◆ Directive
Give every entry again, word for word.

◆ Extracted records
------
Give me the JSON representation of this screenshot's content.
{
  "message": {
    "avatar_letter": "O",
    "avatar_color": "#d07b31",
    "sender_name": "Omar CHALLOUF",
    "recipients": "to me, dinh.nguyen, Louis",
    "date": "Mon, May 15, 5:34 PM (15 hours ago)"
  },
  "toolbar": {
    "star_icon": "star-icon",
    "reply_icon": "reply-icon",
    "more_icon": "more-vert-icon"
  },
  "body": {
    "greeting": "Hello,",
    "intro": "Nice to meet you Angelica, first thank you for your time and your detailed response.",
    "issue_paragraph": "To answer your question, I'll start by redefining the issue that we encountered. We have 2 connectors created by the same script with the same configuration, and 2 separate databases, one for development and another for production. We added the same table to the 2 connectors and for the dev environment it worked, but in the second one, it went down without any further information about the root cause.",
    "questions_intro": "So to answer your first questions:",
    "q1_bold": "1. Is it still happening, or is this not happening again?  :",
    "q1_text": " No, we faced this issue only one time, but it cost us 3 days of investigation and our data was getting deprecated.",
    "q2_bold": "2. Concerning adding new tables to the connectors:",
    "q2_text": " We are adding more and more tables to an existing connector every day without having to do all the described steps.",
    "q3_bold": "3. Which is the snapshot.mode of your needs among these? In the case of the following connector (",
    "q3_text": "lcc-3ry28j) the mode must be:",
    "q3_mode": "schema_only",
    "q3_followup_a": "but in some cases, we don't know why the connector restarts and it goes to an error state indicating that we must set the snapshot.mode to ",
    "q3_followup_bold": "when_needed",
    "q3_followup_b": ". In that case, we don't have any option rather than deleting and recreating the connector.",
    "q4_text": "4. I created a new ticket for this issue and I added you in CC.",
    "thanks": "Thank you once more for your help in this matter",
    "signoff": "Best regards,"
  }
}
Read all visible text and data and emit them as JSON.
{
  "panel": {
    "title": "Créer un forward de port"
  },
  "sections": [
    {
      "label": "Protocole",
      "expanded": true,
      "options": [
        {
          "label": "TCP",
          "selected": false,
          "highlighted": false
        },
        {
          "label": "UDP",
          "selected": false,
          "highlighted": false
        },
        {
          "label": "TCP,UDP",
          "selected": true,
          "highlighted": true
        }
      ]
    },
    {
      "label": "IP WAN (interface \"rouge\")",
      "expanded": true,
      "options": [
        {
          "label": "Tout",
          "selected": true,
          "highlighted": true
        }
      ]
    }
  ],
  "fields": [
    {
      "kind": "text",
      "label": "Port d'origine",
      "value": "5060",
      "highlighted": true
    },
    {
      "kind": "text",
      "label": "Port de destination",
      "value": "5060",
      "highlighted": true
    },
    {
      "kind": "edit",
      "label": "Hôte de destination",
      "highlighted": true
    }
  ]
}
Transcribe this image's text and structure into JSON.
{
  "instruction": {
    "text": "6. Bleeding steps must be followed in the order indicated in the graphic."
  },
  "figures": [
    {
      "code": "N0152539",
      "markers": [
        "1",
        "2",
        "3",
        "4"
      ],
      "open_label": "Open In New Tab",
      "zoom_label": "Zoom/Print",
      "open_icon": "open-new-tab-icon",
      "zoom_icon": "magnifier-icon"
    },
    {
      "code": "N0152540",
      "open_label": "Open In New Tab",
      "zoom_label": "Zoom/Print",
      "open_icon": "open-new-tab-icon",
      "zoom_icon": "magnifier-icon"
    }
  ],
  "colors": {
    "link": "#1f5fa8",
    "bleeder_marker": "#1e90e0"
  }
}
------
◆ Answer below
Give me the JSON representation of this screenshot's content.
{
  "message": {
    "avatar_letter": "O",
    "avatar_color": "#d07b31",
    "sender_name": "Omar CHALLOUF",
    "recipients": "to me, dinh.nguyen, Louis",
    "date": "Mon, May 15, 5:34 PM (15 hours ago)"
  },
  "toolbar": {
    "star_icon": "star-icon",
    "reply_icon": "reply-icon",
    "more_icon": "more-vert-icon"
  },
  "body": {
    "greeting": "Hello,",
    "intro": "Nice to meet you Angelica, first thank you for your time and your detailed response.",
    "issue_paragraph": "To answer your question, I'll start by redefining the issue that we encountered. We have 2 connectors created by the same script with the same configuration, and 2 separate databases, one for development and another for production. We added the same table to the 2 connectors and for the dev environment it worked, but in the second one, it went down without any further information about the root cause.",
    "questions_intro": "So to answer your first questions:",
    "q1_bold": "1. Is it still happening, or is this not happening again?  :",
    "q1_text": " No, we faced this issue only one time, but it cost us 3 days of investigation and our data was getting deprecated.",
    "q2_bold": "2. Concerning adding new tables to the connectors:",
    "q2_text": " We are adding more and more tables to an existing connector every day without having to do all the described steps.",
    "q3_bold": "3. Which is the snapshot.mode of your needs among these? In the case of the following connector (",
    "q3_text": "lcc-3ry28j) the mode must be:",
    "q3_mode": "schema_only",
    "q3_followup_a": "but in some cases, we don't know why the connector restarts and it goes to an error state indicating that we must set the snapshot.mode to ",
    "q3_followup_bold": "when_needed",
    "q3_followup_b": ". In that case, we don't have any option rather than deleting and recreating the connector.",
    "q4_text": "4. I created a new ticket for this issue and I added you in CC.",
    "thanks": "Thank you once more for your help in this matter",
    "signoff": "Best regards,"
  }
}
Read all visible text and data and emit them as JSON.
{
  "panel": {
    "title": "Créer un forward de port"
  },
  "sections": [
    {
      "label": "Protocole",
      "expanded": true,
      "options": [
        {
          "label": "TCP",
          "selected": false,
          "highlighted": false
        },
        {
          "label": "UDP",
          "selected": false,
          "highlighted": false
        },
        {
          "label": "TCP,UDP",
          "selected": true,
          "highlighted": true
        }
      ]
    },
    {
      "label": "IP WAN (interface \"rouge\")",
      "expanded": true,
      "options": [
        {
          "label": "Tout",
          "selected": true,
          "highlighted": true
        }
      ]
    }
  ],
  "fields": [
    {
      "kind": "text",
      "label": "Port d'origine",
      "value": "5060",
      "highlighted": true
    },
    {
      "kind": "text",
      "label": "Port de destination",
      "value": "5060",
      "highlighted": true
    },
    {
      "kind": "edit",
      "label": "Hôte de destination",
      "highlighted": true
    }
  ]
}
Transcribe this image's text and structure into JSON.
{
  "instruction": {
    "text": "6. Bleeding steps must be followed in the order indicated in the graphic."
  },
  "figures": [
    {
      "code": "N0152539",
      "markers": [
        "1",
        "2",
        "3",
        "4"
      ],
      "open_label": "Open In New Tab",
      "zoom_label": "Zoom/Print",
      "open_icon": "open-new-tab-icon",
      "zoom_icon": "magnifier-icon"
    },
    {
      "code": "N0152540",
      "open_label": "Open In New Tab",
      "zoom_label": "Zoom/Print",
      "open_icon": "open-new-tab-icon",
      "zoom_icon": "magnifier-icon"
    }
  ],
  "colors": {
    "link": "#1f5fa8",
    "bleeder_marker": "#1e90e0"
  }
}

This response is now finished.